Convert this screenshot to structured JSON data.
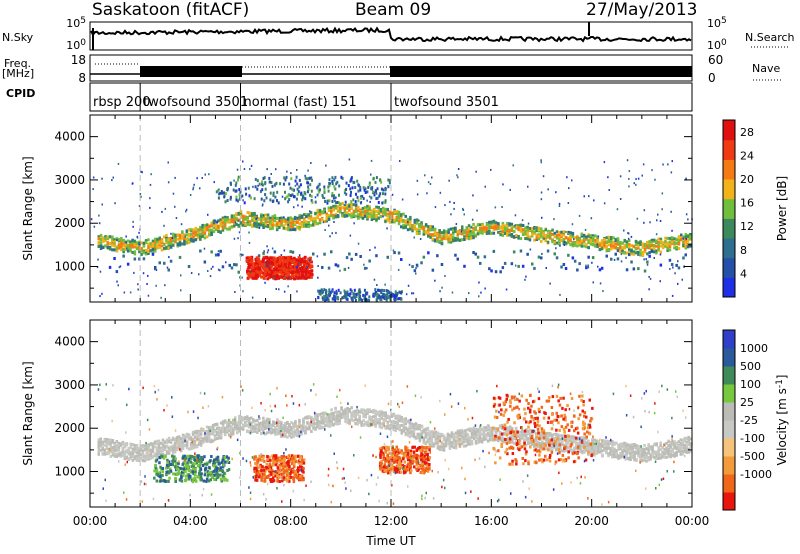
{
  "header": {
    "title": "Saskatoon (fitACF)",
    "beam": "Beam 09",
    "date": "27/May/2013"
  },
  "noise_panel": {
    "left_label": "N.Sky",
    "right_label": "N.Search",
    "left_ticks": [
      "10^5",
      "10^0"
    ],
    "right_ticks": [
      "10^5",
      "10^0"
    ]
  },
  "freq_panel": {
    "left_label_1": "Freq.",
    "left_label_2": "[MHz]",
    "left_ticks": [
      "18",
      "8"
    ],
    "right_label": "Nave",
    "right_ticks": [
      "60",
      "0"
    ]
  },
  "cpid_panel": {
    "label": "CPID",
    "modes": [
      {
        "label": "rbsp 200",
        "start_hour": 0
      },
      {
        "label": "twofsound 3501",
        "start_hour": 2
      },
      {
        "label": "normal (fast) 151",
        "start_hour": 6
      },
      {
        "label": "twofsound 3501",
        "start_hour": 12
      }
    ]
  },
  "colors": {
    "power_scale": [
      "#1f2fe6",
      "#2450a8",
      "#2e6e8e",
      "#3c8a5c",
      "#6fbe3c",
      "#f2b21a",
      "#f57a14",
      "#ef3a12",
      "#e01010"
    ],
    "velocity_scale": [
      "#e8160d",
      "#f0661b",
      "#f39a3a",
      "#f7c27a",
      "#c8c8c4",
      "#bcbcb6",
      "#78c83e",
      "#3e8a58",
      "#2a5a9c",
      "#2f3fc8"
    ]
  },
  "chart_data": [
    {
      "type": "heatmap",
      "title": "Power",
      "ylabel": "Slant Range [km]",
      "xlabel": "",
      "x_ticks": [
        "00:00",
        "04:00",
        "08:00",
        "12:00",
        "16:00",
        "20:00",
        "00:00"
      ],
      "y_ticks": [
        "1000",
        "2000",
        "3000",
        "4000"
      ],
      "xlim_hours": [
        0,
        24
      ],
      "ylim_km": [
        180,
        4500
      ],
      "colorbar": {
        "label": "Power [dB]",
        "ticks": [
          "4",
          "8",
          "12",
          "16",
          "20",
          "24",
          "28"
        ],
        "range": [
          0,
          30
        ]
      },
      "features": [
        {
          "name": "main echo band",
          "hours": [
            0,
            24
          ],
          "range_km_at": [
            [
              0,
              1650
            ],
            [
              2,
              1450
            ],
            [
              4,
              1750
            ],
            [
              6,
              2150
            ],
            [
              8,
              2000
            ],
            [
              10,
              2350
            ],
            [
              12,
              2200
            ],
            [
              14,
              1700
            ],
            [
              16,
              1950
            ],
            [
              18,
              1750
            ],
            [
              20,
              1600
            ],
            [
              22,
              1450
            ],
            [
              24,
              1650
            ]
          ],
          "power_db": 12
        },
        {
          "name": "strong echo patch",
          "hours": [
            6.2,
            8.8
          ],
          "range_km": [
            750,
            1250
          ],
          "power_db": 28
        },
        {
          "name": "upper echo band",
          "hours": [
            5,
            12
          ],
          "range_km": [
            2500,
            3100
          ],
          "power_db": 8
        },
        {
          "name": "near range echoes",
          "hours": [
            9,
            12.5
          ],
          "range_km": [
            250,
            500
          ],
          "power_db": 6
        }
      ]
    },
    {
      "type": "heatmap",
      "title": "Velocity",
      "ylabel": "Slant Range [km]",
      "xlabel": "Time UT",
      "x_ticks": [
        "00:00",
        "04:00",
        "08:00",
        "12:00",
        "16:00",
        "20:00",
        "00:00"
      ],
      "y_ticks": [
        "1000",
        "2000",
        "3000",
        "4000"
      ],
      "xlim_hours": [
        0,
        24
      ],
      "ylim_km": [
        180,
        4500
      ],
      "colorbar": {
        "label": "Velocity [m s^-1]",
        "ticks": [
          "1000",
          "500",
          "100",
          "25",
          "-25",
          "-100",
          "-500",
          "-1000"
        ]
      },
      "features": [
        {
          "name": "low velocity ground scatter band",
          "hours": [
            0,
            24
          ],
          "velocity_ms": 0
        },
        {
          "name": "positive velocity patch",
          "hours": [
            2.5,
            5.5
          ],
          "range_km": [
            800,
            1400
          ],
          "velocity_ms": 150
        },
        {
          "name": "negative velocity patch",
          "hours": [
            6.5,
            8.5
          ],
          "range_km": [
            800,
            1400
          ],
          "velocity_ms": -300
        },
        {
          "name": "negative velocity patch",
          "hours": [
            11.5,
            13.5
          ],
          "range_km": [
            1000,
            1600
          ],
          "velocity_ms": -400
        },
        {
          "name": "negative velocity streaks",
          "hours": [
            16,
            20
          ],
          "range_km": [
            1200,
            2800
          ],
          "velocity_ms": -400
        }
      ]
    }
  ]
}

* * *

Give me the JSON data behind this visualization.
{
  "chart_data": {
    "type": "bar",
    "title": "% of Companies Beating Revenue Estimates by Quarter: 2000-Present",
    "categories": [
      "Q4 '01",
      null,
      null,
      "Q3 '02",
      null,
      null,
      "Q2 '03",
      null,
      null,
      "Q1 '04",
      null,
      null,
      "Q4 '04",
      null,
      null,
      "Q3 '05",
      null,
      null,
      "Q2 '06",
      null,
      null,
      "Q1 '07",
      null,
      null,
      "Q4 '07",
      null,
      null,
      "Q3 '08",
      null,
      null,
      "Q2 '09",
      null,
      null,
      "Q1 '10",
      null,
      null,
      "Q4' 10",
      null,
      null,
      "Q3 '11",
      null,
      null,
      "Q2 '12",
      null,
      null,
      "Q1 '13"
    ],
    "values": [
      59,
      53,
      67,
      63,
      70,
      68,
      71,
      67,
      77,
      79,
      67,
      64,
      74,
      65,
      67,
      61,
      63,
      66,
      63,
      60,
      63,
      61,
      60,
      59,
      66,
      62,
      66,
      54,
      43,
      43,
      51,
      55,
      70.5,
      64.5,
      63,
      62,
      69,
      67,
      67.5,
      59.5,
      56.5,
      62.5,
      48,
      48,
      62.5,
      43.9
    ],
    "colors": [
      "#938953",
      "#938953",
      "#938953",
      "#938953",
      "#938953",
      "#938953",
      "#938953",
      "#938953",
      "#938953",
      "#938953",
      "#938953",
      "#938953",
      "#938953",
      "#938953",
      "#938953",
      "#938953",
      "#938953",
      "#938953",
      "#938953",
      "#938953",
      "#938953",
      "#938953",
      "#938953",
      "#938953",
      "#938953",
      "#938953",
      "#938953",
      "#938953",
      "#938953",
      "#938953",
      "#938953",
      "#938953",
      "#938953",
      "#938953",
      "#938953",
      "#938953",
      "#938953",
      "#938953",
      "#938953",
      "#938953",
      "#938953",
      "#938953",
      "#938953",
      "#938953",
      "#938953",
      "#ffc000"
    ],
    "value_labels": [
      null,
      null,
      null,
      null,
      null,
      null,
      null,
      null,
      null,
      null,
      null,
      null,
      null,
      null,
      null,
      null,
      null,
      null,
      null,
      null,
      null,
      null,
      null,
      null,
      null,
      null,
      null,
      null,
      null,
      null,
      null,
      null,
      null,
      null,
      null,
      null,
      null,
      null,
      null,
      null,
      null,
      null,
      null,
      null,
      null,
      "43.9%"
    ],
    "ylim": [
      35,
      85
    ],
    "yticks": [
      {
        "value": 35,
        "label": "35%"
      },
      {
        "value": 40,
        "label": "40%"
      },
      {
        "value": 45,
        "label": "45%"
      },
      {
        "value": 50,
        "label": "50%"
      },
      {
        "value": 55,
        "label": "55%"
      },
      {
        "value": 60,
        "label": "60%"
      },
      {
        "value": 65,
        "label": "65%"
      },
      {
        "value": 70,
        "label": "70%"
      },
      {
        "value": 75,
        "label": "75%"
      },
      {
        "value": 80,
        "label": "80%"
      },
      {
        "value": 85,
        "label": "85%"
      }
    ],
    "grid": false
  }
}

- WHAT YOU WILL DO: Work out the number of lines in this listing that include the word "title". Reply with that number only.

- TASK RESULT: 4